Supplied data >>
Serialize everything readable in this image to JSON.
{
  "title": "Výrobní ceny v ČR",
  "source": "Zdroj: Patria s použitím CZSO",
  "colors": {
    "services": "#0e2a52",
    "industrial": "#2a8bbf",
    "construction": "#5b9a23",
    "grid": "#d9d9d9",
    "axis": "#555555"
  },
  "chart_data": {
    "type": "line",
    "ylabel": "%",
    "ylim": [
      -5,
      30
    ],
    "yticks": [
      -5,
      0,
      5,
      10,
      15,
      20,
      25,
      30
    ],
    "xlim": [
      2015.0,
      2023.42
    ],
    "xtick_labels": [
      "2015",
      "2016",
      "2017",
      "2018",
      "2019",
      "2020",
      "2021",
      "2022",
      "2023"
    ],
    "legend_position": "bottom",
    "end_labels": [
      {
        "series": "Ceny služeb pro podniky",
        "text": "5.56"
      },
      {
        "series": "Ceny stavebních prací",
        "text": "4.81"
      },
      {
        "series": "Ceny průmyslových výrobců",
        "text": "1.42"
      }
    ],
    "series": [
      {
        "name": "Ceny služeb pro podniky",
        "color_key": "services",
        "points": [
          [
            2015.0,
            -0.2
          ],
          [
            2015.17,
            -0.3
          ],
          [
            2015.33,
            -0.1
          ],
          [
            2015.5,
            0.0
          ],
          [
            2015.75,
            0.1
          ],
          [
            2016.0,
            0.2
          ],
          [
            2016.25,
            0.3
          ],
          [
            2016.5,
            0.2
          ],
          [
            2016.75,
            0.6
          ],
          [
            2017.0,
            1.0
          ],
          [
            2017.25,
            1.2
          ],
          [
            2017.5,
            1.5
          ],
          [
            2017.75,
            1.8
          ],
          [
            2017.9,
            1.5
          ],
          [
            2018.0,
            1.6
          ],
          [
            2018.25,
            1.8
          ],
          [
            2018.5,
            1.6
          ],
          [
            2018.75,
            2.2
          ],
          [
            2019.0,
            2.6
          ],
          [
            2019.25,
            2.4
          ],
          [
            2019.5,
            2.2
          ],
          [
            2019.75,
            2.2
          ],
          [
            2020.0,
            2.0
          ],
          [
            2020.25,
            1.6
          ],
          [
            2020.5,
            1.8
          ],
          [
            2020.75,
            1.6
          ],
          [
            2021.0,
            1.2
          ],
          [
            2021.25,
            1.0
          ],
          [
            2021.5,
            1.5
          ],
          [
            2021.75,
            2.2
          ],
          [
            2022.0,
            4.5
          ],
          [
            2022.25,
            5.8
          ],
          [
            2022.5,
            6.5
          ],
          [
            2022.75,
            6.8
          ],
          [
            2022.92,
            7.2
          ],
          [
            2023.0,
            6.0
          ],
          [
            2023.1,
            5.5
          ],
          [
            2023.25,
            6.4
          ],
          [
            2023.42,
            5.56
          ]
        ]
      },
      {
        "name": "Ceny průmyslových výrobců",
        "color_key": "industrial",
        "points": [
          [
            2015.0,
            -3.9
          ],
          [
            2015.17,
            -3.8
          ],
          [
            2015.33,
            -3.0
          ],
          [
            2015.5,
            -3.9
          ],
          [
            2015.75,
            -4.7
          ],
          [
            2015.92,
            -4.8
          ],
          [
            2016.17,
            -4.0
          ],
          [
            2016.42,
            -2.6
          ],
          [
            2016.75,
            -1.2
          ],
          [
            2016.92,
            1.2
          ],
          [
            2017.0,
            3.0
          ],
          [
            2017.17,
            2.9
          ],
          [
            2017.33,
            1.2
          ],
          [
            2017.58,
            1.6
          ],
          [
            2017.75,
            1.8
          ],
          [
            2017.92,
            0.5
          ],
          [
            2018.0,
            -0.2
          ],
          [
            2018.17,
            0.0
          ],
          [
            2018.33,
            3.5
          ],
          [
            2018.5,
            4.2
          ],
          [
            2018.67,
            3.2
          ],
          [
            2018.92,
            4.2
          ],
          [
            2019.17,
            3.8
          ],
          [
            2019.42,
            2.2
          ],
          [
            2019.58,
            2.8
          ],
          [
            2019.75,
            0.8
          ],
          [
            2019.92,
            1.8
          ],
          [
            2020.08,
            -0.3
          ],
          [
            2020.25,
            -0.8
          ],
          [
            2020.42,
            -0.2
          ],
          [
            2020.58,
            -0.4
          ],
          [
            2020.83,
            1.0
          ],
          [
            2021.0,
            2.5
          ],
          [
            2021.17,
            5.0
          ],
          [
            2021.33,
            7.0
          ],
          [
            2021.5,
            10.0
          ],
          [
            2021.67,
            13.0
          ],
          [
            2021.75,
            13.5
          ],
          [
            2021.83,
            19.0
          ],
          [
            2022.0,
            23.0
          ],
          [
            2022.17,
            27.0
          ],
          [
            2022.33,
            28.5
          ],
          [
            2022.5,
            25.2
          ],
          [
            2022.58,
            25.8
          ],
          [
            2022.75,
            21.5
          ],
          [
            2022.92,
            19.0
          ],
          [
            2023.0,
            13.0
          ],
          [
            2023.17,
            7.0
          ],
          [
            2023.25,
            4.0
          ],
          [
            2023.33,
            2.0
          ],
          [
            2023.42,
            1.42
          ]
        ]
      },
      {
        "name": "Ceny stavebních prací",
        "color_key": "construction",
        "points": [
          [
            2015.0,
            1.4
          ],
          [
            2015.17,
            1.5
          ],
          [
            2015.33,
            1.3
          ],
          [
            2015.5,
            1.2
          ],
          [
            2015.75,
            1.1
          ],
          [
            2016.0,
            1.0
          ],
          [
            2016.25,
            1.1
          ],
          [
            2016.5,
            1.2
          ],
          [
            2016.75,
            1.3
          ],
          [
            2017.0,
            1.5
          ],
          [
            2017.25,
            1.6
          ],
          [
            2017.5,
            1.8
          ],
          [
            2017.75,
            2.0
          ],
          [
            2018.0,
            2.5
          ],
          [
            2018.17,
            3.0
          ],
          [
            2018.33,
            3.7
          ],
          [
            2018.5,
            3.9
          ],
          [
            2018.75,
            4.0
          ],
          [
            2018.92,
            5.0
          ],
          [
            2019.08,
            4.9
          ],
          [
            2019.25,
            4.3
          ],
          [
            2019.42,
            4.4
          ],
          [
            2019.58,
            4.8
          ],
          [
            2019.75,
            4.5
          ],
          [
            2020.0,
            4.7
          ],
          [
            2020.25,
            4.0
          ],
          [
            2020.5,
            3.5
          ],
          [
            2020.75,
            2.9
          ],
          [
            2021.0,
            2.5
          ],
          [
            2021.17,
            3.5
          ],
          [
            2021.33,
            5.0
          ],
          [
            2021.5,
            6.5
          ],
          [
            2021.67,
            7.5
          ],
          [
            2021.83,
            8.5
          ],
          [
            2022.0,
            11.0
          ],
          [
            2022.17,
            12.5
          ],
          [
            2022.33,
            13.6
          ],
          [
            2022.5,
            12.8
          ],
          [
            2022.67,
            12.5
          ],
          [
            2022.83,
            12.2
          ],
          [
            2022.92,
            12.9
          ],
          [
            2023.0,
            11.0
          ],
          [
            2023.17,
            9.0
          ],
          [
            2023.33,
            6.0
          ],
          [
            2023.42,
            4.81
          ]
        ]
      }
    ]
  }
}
==
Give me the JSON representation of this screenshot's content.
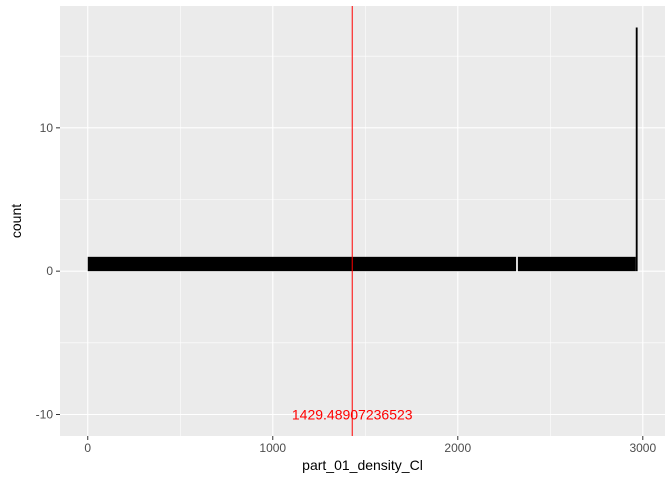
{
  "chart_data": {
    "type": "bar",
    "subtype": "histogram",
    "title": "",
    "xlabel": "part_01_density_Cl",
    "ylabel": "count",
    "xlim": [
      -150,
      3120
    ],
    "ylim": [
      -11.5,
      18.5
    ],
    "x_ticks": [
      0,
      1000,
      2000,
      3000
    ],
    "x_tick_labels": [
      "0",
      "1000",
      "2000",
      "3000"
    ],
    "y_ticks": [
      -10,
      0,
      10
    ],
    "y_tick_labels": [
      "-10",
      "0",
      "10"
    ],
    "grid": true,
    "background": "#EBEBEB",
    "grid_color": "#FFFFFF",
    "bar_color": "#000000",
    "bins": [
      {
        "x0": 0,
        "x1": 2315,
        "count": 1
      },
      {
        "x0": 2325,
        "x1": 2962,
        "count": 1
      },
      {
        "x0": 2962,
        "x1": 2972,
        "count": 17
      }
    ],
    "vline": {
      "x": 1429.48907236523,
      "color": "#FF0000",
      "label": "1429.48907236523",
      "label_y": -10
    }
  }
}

The problem >>
Copy each line above that contains the string "count".

Exercise result >>
    "ylabel": "count",
        "count": 1
        "count": 1
        "count": 17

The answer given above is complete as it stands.